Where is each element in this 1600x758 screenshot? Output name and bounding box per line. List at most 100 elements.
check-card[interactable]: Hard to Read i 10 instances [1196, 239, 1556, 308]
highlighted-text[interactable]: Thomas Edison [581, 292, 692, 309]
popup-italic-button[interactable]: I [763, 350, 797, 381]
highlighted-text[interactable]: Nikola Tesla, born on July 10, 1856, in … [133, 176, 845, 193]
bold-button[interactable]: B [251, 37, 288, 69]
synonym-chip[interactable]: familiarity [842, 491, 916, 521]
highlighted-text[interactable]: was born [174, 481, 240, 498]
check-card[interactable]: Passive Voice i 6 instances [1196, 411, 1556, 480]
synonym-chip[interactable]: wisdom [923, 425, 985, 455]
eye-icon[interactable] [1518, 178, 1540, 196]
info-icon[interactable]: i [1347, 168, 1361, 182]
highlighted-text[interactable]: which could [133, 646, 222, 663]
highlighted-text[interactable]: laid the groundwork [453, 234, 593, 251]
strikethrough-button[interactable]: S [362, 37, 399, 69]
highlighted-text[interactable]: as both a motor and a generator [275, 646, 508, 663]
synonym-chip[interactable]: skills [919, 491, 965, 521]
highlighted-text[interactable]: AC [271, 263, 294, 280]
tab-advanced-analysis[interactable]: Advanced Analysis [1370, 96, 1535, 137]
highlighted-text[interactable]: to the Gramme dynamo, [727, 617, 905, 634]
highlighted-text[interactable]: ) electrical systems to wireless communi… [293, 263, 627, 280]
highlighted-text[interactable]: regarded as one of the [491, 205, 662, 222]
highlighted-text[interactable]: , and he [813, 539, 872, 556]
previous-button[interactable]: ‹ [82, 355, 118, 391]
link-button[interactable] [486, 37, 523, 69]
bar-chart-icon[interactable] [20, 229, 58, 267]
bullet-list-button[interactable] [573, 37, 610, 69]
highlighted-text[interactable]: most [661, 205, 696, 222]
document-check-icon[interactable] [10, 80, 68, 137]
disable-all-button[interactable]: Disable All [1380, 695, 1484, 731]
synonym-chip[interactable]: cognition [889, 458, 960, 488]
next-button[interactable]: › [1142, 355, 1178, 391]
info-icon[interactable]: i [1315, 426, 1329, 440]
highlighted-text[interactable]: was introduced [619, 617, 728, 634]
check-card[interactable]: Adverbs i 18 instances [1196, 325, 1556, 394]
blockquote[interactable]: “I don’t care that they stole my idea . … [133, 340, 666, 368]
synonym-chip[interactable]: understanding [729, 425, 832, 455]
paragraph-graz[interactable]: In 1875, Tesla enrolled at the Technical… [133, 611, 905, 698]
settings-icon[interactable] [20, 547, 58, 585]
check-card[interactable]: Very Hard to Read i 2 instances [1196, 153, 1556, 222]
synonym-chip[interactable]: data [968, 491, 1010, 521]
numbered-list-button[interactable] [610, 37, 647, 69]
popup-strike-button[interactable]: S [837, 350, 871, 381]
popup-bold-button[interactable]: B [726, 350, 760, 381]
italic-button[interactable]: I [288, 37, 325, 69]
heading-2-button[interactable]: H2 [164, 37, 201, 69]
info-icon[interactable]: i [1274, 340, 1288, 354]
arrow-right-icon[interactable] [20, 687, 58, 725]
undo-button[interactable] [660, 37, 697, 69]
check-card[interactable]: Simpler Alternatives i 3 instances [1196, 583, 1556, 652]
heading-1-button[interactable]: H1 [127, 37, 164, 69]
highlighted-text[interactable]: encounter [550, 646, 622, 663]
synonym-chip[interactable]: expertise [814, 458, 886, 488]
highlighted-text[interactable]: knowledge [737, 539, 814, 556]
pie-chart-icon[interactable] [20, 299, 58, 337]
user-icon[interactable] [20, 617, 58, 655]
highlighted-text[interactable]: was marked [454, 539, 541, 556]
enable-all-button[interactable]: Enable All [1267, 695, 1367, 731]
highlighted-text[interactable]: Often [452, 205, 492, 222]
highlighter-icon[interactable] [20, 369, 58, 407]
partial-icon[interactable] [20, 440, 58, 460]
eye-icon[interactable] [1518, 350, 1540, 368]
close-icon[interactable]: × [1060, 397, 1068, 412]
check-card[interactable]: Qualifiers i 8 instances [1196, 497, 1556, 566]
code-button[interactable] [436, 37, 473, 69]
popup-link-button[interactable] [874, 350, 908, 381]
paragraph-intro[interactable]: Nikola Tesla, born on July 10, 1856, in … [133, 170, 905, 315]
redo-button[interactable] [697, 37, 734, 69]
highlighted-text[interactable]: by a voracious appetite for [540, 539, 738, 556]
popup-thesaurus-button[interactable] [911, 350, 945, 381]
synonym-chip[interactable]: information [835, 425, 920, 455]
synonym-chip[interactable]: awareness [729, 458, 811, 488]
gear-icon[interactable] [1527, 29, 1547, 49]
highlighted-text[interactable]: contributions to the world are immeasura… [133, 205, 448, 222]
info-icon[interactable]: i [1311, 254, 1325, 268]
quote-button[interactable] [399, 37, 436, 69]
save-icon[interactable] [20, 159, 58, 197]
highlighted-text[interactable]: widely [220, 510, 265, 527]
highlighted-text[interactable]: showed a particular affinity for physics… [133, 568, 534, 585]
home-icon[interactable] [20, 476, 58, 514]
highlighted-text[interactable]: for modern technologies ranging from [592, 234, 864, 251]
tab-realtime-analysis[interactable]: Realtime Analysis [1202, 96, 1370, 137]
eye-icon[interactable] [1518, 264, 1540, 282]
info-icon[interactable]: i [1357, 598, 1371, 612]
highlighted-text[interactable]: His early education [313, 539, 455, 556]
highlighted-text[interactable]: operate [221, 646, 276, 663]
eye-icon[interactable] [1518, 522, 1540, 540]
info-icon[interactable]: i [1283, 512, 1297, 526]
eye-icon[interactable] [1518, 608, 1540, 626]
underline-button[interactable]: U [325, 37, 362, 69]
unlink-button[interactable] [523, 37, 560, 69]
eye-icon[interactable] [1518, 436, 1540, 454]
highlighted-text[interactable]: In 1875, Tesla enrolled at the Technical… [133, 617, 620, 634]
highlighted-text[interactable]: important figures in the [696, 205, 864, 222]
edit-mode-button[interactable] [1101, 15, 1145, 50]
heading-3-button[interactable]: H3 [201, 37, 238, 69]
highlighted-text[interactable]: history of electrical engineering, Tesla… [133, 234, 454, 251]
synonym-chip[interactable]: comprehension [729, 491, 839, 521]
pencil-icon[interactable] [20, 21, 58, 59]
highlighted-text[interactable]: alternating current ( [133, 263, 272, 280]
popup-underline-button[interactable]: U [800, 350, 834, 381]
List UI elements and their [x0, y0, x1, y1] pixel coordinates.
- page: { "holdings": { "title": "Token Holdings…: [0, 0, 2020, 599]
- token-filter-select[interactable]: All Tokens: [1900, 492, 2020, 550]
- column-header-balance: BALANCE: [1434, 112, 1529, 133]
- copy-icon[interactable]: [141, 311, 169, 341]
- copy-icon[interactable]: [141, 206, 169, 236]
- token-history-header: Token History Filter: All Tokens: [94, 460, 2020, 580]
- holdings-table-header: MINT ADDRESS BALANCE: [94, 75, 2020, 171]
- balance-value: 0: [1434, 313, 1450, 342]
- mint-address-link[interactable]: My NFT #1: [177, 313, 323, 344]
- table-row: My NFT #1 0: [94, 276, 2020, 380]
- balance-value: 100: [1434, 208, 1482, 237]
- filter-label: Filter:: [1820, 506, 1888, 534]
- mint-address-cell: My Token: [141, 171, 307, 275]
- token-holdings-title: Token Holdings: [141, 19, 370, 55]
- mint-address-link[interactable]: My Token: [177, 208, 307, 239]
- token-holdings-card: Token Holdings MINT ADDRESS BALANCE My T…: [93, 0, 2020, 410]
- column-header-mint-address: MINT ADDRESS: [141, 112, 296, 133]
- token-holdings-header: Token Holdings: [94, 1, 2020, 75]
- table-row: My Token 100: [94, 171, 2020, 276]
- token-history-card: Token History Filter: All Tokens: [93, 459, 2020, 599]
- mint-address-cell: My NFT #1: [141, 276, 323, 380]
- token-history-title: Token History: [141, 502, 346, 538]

+ + + + + + +

WORK TO DO | How many lines in the records above contain the string "history"? Case matters. Reply with the number alone.

EXERCISE RESPONSE | 4